> DIRECTIONS: A line counts if it contains the string "this"; say how many such lines there are, giving only the number.

> THE DATA:
####

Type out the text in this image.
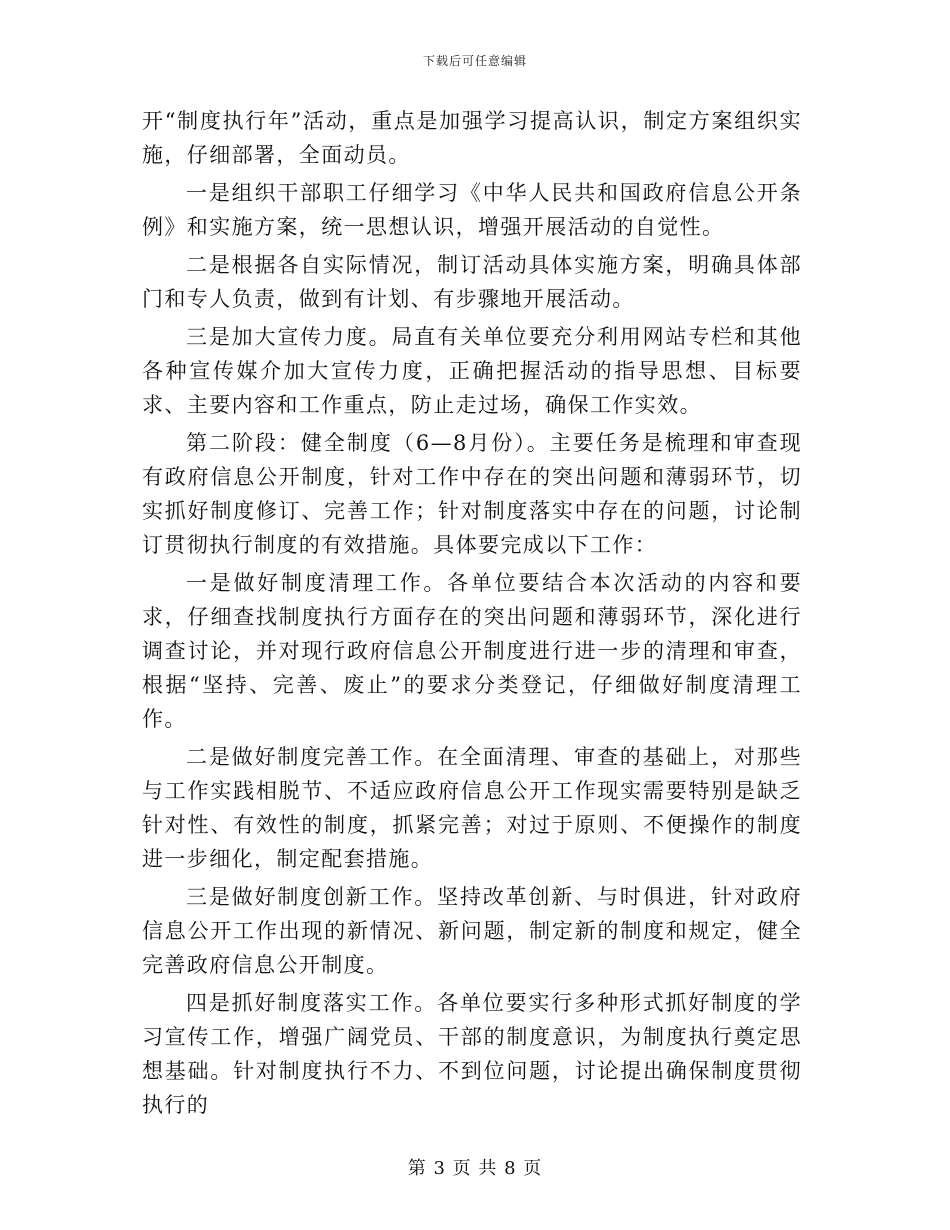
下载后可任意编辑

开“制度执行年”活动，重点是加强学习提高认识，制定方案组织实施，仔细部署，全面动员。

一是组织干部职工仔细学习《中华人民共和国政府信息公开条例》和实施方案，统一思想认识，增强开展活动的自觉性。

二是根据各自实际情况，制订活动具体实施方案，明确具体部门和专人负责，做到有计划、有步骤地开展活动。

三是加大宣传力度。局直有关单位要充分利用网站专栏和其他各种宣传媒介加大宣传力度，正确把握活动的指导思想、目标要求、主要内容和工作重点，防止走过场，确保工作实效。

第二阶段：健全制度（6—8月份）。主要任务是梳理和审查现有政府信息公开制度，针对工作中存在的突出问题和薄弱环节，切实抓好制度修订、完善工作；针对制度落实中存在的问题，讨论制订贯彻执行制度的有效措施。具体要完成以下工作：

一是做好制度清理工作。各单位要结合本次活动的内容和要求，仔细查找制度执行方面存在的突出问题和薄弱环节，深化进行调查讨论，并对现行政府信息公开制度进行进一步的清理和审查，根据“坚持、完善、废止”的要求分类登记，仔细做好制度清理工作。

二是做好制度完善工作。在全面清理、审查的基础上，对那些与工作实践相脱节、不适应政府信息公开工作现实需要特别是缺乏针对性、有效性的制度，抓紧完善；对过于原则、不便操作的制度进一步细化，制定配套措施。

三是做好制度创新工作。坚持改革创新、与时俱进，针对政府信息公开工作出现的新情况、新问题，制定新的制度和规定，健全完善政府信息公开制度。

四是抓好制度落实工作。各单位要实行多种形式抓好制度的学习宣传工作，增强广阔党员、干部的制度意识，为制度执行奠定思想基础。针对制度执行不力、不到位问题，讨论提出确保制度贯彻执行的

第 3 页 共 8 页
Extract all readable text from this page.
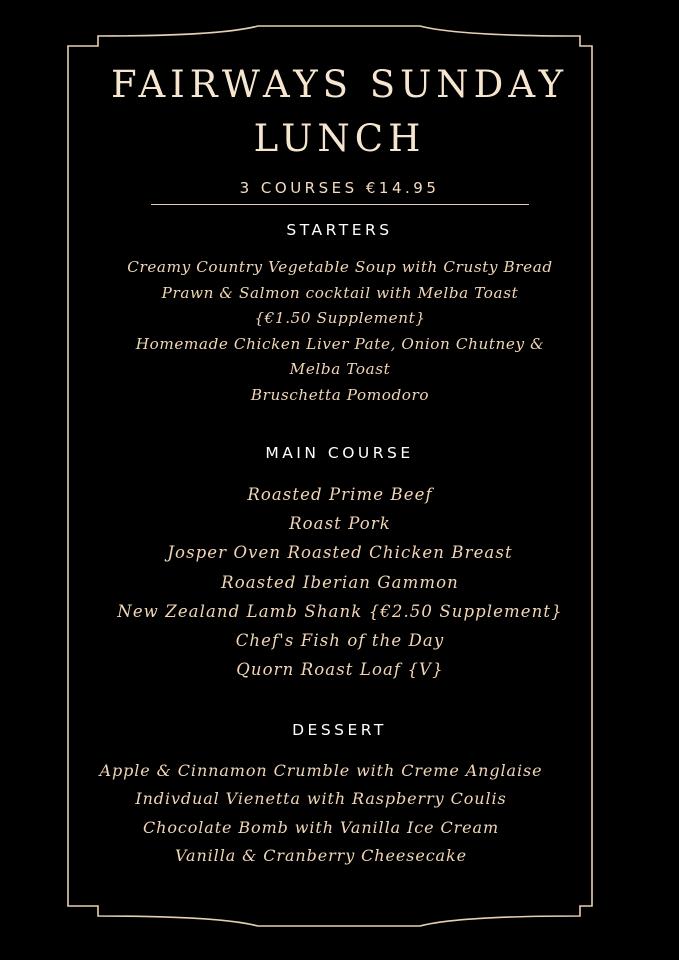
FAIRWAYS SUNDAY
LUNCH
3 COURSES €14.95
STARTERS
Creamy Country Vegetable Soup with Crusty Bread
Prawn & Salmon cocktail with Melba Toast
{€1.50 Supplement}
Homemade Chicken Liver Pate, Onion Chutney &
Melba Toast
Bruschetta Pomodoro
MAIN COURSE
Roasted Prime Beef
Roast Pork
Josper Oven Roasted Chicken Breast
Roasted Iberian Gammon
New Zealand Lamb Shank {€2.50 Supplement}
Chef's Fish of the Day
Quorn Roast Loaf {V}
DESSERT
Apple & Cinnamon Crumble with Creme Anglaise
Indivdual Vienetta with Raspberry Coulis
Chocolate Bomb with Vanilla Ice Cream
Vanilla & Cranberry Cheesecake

####

> FULL OUTPUT: 2